Items from a data source
⁂
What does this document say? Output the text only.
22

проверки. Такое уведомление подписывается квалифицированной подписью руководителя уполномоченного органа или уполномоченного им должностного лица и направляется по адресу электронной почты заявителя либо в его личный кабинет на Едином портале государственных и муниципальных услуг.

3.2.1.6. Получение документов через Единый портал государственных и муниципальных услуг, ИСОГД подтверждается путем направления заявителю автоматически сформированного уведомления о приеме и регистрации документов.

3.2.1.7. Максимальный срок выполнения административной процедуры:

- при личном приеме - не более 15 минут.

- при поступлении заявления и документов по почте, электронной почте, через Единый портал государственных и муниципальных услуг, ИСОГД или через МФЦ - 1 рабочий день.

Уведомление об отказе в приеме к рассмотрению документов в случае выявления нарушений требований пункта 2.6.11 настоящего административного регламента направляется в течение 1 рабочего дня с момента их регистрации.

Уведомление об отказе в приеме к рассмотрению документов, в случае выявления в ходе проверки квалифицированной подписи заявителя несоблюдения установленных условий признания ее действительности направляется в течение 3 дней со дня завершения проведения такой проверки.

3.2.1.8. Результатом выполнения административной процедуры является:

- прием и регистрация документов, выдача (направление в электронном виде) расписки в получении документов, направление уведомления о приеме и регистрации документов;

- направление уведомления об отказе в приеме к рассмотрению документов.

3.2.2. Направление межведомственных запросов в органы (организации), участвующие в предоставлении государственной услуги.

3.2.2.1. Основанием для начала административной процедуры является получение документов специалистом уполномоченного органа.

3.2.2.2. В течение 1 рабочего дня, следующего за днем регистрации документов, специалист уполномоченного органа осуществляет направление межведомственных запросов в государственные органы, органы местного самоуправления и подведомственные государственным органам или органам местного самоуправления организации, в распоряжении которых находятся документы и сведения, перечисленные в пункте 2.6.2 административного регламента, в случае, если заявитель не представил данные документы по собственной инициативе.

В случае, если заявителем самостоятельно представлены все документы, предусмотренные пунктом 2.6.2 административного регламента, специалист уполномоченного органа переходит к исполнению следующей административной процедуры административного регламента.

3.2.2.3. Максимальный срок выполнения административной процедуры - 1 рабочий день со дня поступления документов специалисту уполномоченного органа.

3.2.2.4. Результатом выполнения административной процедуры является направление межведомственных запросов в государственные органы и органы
⁂
- **WORK INSTRUCTIONS**: Where a line holds "срок", copy that line.

- **OUTPUT BELOW**:
3.2.1.7. Максимальный срок выполнения административной процедуры:
3.2.2.3. Максимальный срок выполнения административной процедуры - 1 рабочий день со дня поступления документов специалисту уполномоченного органа.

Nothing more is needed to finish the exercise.